**WHAT YOU SHOULD DO:** A single number is the answer here: how many lines of the entries contain "Order"?

Source records

********

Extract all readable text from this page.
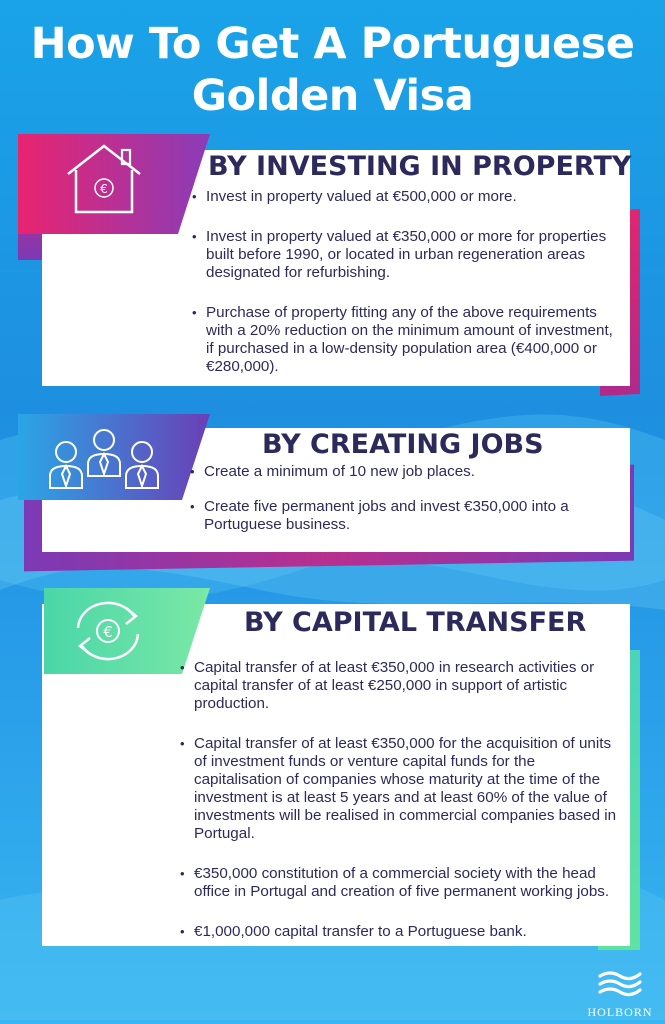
How To Get A Portuguese
Golden Visa
€
BY INVESTING IN PROPERTY
• Invest in property valued at €500,000 or more.
• Invest in property valued at €350,000 or more for properties built before 1990, or located in urban regeneration areas designated for refurbishing.
• Purchase of property fitting any of the above requirements with a 20% reduction on the minimum amount of investment, if purchased in a low-density population area (€400,000 or €280,000).
BY CREATING JOBS
• Create a minimum of 10 new job places.
• Create five permanent jobs and invest €350,000 into a Portuguese business.
€	BY CAPITAL TRANSFER
• Capital transfer of at least €350,000 in research activities or capital transfer of at least €250,000 in support of artistic production.
• Capital transfer of at least €350,000 for the acquisition of units of investment funds or venture capital funds for the capitalisation of companies whose maturity at the time of the investment is at least 5 years and at least 60% of the value of investments will be realised in commercial companies based in Portugal.
• €350,000 constitution of a commercial society with the head office in Portugal and creation of five permanent working jobs.
• €1,000,000 capital transfer to a Portuguese bank.
HOLBORN
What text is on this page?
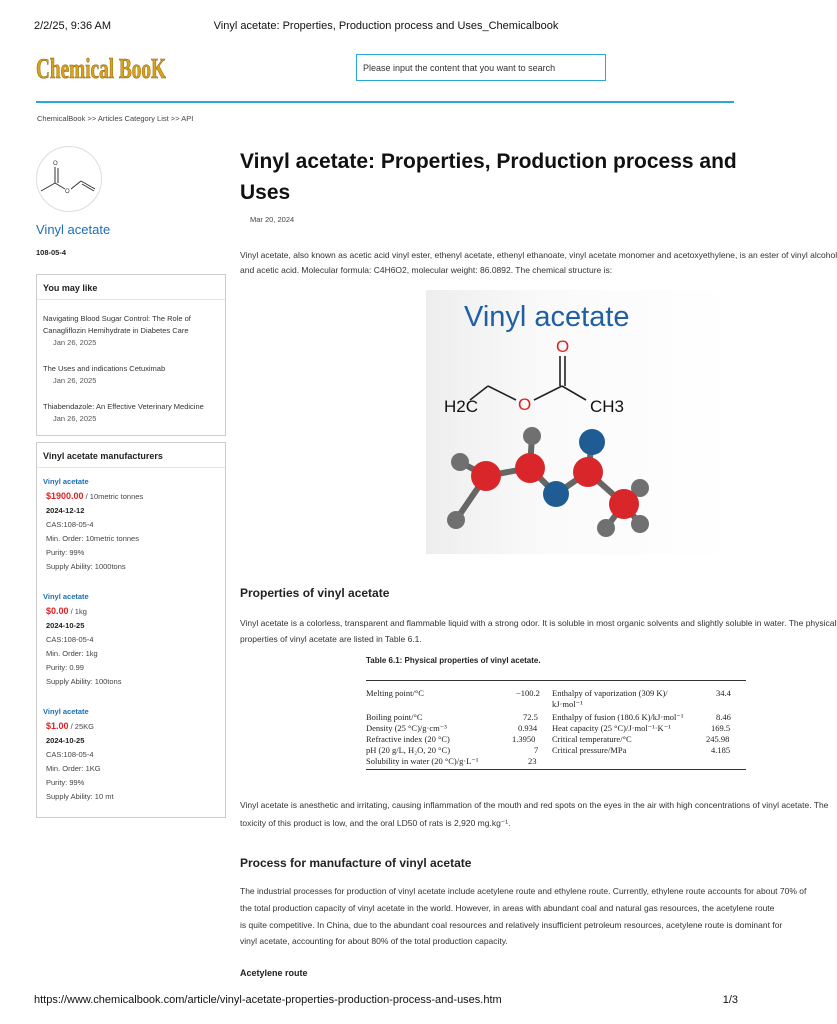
2/2/25, 9:36 AM	Vinyl acetate: Properties, Production process and Uses_Chemicalbook
Chemical BooK	Please input the content that you want to search
ChemicalBook >> Articles Category List >> API
O
O
Vinyl acetate
108-05-4
You may like
Navigating Blood Sugar Control: The Role of Canagliflozin Hemihydrate in Diabetes Care
Jan 26, 2025
The Uses and indications Cetuximab
Jan 26, 2025
Thiabendazole: An Effective Veterinary Medicine
Jan 26, 2025
Vinyl acetate manufacturers
Vinyl acetate
$1900.00 / 10metric tonnes
2024-12-12
CAS:108-05-4
Min. Order: 10metric tonnes
Purity: 99%
Supply Ability: 1000tons
Vinyl acetate
$0.00 / 1kg
2024-10-25
CAS:108-05-4
Min. Order: 1kg
Purity: 0.99
Supply Ability: 100tons
Vinyl acetate
$1.00 / 25KG
2024-10-25
CAS:108-05-4
Min. Order: 1KG
Purity: 99%
Supply Ability: 10 mt
Vinyl acetate: Properties, Production process and
Uses
Mar 20, 2024
Vinyl acetate, also known as acetic acid vinyl ester, ethenyl acetate, ethenyl ethanoate, vinyl acetate monomer and acetoxyethylene, is an ester of vinyl alcohol
and acetic acid. Molecular formula: C4H6O2, molecular weight: 86.0892. The chemical structure is:
Vinyl acetate
H2C O
O
CH3
Properties of vinyl acetate
Vinyl acetate is a colorless, transparent and flammable liquid with a strong odor. It is soluble in most organic solvents and slightly soluble in water. The physical
properties of vinyl acetate are listed in Table 6.1.
Table 6.1: Physical properties of vinyl acetate.
Melting point/°C	−100.2 Enthalpy of vaporization (309 K)/	34.4
kJ·mol⁻¹
Boiling point/°C	72.5 Enthalpy of fusion (180.6 K)/kJ·mol⁻¹	8.46
Density (25 °C)/g·cm⁻³	0.934 Heat capacity (25 °C)/J·mol⁻¹·K⁻¹	169.5
Refractive index (20 °C)	1.3950 Critical temperature/°C	245.98
pH (20 g/L, H₂O, 20 °C)	7 Critical pressure/MPa	4.185
Solubility in water (20 °C)/g·L⁻¹	23
Vinyl acetate is anesthetic and irritating, causing inflammation of the mouth and red spots on the eyes in the air with high concentrations of vinyl acetate. The
toxicity of this product is low, and the oral LD50 of rats is 2,920 mg.kg⁻¹.
Process for manufacture of vinyl acetate
The industrial processes for production of vinyl acetate include acetylene route and ethylene route. Currently, ethylene route accounts for about 70% of
the total production capacity of vinyl acetate in the world. However, in areas with abundant coal and natural gas resources, the acetylene route
is quite competitive. In China, due to the abundant coal resources and relatively insufficient petroleum resources, acetylene route is dominant for
vinyl acetate, accounting for about 80% of the total production capacity.
Acetylene route
https://www.chemicalbook.com/article/vinyl-acetate-properties-production-process-and-uses.htm	1/3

********

**CORRECT OUTPUT:** 3